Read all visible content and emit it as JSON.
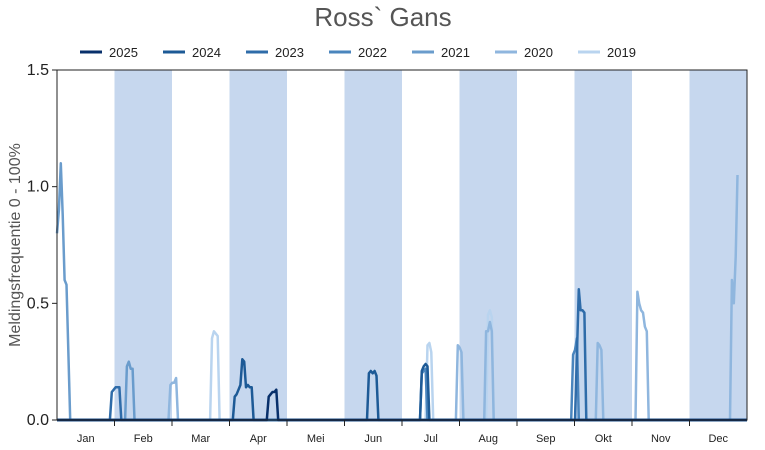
{
  "chart_data": {
    "type": "line",
    "title": "Ross` Gans",
    "ylabel": "Meldingsfrequentie 0 - 100%",
    "xlabel": "",
    "ylim": [
      0,
      1.5
    ],
    "yticks": [
      "0.0",
      "0.5",
      "1.0",
      "1.5"
    ],
    "months": [
      "Jan",
      "Feb",
      "Mar",
      "Apr",
      "Mei",
      "Jun",
      "Jul",
      "Aug",
      "Sep",
      "Okt",
      "Nov",
      "Dec"
    ],
    "shaded_months": [
      "Feb",
      "Apr",
      "Jun",
      "Aug",
      "Okt",
      "Dec"
    ],
    "shade_color": "#c6d7ee",
    "legend_position": "top",
    "grid": false,
    "series": [
      {
        "name": "2025",
        "color": "#08306b",
        "points": [
          [
            0,
            0
          ],
          [
            111,
            0
          ],
          [
            112,
            0.1
          ],
          [
            113,
            0.11
          ],
          [
            114,
            0.12
          ],
          [
            115,
            0.12
          ],
          [
            116,
            0.13
          ],
          [
            117,
            0.0
          ],
          [
            365,
            0
          ]
        ]
      },
      {
        "name": "2024",
        "color": "#1d5a96",
        "points": [
          [
            0,
            0
          ],
          [
            93,
            0
          ],
          [
            94,
            0.1
          ],
          [
            95,
            0.11
          ],
          [
            96,
            0.13
          ],
          [
            97,
            0.15
          ],
          [
            98,
            0.26
          ],
          [
            99,
            0.25
          ],
          [
            100,
            0.14
          ],
          [
            101,
            0.15
          ],
          [
            102,
            0.14
          ],
          [
            103,
            0.14
          ],
          [
            104,
            0.0
          ],
          [
            164,
            0
          ],
          [
            165,
            0.2
          ],
          [
            166,
            0.21
          ],
          [
            167,
            0.2
          ],
          [
            168,
            0.21
          ],
          [
            169,
            0.19
          ],
          [
            170,
            0.0
          ],
          [
            192,
            0
          ],
          [
            193,
            0.21
          ],
          [
            194,
            0.23
          ],
          [
            195,
            0.24
          ],
          [
            196,
            0.23
          ],
          [
            197,
            0.0
          ],
          [
            365,
            0
          ]
        ]
      },
      {
        "name": "2023",
        "color": "#2f6ca9",
        "points": [
          [
            0,
            0
          ],
          [
            28,
            0
          ],
          [
            29,
            0.12
          ],
          [
            30,
            0.13
          ],
          [
            31,
            0.14
          ],
          [
            32,
            0.14
          ],
          [
            33,
            0.14
          ],
          [
            34,
            0.0
          ],
          [
            274,
            0
          ],
          [
            275,
            0.28
          ],
          [
            276,
            0.56
          ],
          [
            277,
            0.47
          ],
          [
            278,
            0.47
          ],
          [
            279,
            0.46
          ],
          [
            280,
            0.0
          ],
          [
            365,
            0
          ]
        ]
      },
      {
        "name": "2022",
        "color": "#4a85bd",
        "points": [
          [
            0,
            0
          ],
          [
            192,
            0
          ],
          [
            193,
            0.2
          ],
          [
            194,
            0.21
          ],
          [
            195,
            0.22
          ],
          [
            196,
            0.0
          ],
          [
            272,
            0
          ],
          [
            273,
            0.28
          ],
          [
            274,
            0.3
          ],
          [
            275,
            0.35
          ],
          [
            276,
            0.0
          ],
          [
            365,
            0
          ]
        ]
      },
      {
        "name": "2021",
        "color": "#6a9ccc",
        "points": [
          [
            0,
            0.8
          ],
          [
            1,
            0.9
          ],
          [
            2,
            1.1
          ],
          [
            3,
            0.88
          ],
          [
            4,
            0.6
          ],
          [
            5,
            0.58
          ],
          [
            6,
            0.3
          ],
          [
            7,
            0.0
          ],
          [
            36,
            0
          ],
          [
            37,
            0.23
          ],
          [
            38,
            0.25
          ],
          [
            39,
            0.22
          ],
          [
            40,
            0.22
          ],
          [
            41,
            0.0
          ],
          [
            365,
            0
          ]
        ]
      },
      {
        "name": "2020",
        "color": "#8fb6de",
        "points": [
          [
            0,
            0
          ],
          [
            59,
            0
          ],
          [
            60,
            0.15
          ],
          [
            61,
            0.16
          ],
          [
            62,
            0.16
          ],
          [
            63,
            0.18
          ],
          [
            64,
            0.0
          ],
          [
            211,
            0
          ],
          [
            212,
            0.32
          ],
          [
            213,
            0.31
          ],
          [
            214,
            0.29
          ],
          [
            215,
            0.0
          ],
          [
            226,
            0
          ],
          [
            227,
            0.38
          ],
          [
            228,
            0.38
          ],
          [
            229,
            0.42
          ],
          [
            230,
            0.38
          ],
          [
            231,
            0.0
          ],
          [
            285,
            0
          ],
          [
            286,
            0.33
          ],
          [
            287,
            0.32
          ],
          [
            288,
            0.3
          ],
          [
            289,
            0.0
          ],
          [
            306,
            0
          ],
          [
            307,
            0.55
          ],
          [
            308,
            0.5
          ],
          [
            309,
            0.47
          ],
          [
            310,
            0.46
          ],
          [
            311,
            0.4
          ],
          [
            312,
            0.38
          ],
          [
            313,
            0.0
          ],
          [
            356,
            0
          ],
          [
            357,
            0.6
          ],
          [
            358,
            0.5
          ],
          [
            359,
            0.7
          ],
          [
            360,
            1.05
          ]
        ]
      },
      {
        "name": "2019",
        "color": "#b9d4ef",
        "points": [
          [
            0,
            0
          ],
          [
            81,
            0
          ],
          [
            82,
            0.35
          ],
          [
            83,
            0.38
          ],
          [
            84,
            0.37
          ],
          [
            85,
            0.36
          ],
          [
            86,
            0.0
          ],
          [
            195,
            0
          ],
          [
            196,
            0.32
          ],
          [
            197,
            0.33
          ],
          [
            198,
            0.29
          ],
          [
            199,
            0.0
          ],
          [
            227,
            0
          ],
          [
            228,
            0.45
          ],
          [
            229,
            0.47
          ],
          [
            230,
            0.44
          ],
          [
            231,
            0.0
          ],
          [
            365,
            0
          ]
        ]
      }
    ]
  }
}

→ **Written task**
How many of the lines above contain the string "name"? Give the number only.

→ **Full output**
7